THE PROBLEM
Exactly as they appear, output all of the entries.

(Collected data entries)
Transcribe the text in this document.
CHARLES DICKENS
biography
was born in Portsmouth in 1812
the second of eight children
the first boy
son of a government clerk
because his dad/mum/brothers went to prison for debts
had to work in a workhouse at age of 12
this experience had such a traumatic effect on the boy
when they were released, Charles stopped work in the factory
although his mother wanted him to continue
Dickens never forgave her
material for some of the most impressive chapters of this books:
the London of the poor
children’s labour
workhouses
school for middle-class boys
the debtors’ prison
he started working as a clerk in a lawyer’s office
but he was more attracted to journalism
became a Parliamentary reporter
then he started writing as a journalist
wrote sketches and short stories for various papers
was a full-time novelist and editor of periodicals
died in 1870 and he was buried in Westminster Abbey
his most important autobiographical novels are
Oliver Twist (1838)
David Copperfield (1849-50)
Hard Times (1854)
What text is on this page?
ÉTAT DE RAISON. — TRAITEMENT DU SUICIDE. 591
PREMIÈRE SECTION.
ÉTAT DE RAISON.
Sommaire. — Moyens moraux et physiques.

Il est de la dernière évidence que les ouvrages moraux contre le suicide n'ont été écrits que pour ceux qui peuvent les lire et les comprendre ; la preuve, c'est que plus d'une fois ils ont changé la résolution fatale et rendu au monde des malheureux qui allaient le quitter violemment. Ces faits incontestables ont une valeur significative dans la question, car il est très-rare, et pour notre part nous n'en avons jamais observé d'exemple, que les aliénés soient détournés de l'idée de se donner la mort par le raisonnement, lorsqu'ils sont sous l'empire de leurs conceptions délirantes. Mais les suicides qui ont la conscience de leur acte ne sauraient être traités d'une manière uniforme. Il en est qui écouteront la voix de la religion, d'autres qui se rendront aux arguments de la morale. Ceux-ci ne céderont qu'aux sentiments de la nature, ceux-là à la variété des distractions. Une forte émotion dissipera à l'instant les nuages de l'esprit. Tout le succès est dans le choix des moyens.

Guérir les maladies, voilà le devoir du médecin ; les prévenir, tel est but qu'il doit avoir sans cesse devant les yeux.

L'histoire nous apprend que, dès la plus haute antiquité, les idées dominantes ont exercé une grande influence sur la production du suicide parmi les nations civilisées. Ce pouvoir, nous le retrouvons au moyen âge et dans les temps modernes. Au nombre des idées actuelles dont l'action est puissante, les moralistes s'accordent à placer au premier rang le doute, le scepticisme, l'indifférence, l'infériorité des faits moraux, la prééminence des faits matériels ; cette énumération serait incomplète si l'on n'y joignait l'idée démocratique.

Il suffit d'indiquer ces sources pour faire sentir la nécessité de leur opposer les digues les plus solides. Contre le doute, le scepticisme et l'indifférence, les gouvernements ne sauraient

OUTPUT FOR THIS EXERCISE
Transcribe the text in this document.
CHARLES DICKENS
biography
was born in Portsmouth in 1812
the second of eight children
the first boy
son of a government clerk
because his dad/mum/brothers went to prison for debts
had to work in a workhouse at age of 12
this experience had such a traumatic effect on the boy
when they were released, Charles stopped work in the factory
although his mother wanted him to continue
Dickens never forgave her
material for some of the most impressive chapters of this books:
the London of the poor
children’s labour
workhouses
school for middle-class boys
the debtors’ prison
he started working as a clerk in a lawyer’s office
but he was more attracted to journalism
became a Parliamentary reporter
then he started writing as a journalist
wrote sketches and short stories for various papers
was a full-time novelist and editor of periodicals
died in 1870 and he was buried in Westminster Abbey
his most important autobiographical novels are
Oliver Twist (1838)
David Copperfield (1849-50)
Hard Times (1854)
What text is on this page?
ÉTAT DE RAISON. — TRAITEMENT DU SUICIDE. 591
PREMIÈRE SECTION.
ÉTAT DE RAISON.
Sommaire. — Moyens moraux et physiques.

Il est de la dernière évidence que les ouvrages moraux contre le suicide n'ont été écrits que pour ceux qui peuvent les lire et les comprendre ; la preuve, c'est que plus d'une fois ils ont changé la résolution fatale et rendu au monde des malheureux qui allaient le quitter violemment. Ces faits incontestables ont une valeur significative dans la question, car il est très-rare, et pour notre part nous n'en avons jamais observé d'exemple, que les aliénés soient détournés de l'idée de se donner la mort par le raisonnement, lorsqu'ils sont sous l'empire de leurs conceptions délirantes. Mais les suicides qui ont la conscience de leur acte ne sauraient être traités d'une manière uniforme. Il en est qui écouteront la voix de la religion, d'autres qui se rendront aux arguments de la morale. Ceux-ci ne céderont qu'aux sentiments de la nature, ceux-là à la variété des distractions. Une forte émotion dissipera à l'instant les nuages de l'esprit. Tout le succès est dans le choix des moyens.

Guérir les maladies, voilà le devoir du médecin ; les prévenir, tel est but qu'il doit avoir sans cesse devant les yeux.

L'histoire nous apprend que, dès la plus haute antiquité, les idées dominantes ont exercé une grande influence sur la production du suicide parmi les nations civilisées. Ce pouvoir, nous le retrouvons au moyen âge et dans les temps modernes. Au nombre des idées actuelles dont l'action est puissante, les moralistes s'accordent à placer au premier rang le doute, le scepticisme, l'indifférence, l'infériorité des faits moraux, la prééminence des faits matériels ; cette énumération serait incomplète si l'on n'y joignait l'idée démocratique.

Il suffit d'indiquer ces sources pour faire sentir la nécessité de leur opposer les digues les plus solides. Contre le doute, le scepticisme et l'indifférence, les gouvernements ne sauraient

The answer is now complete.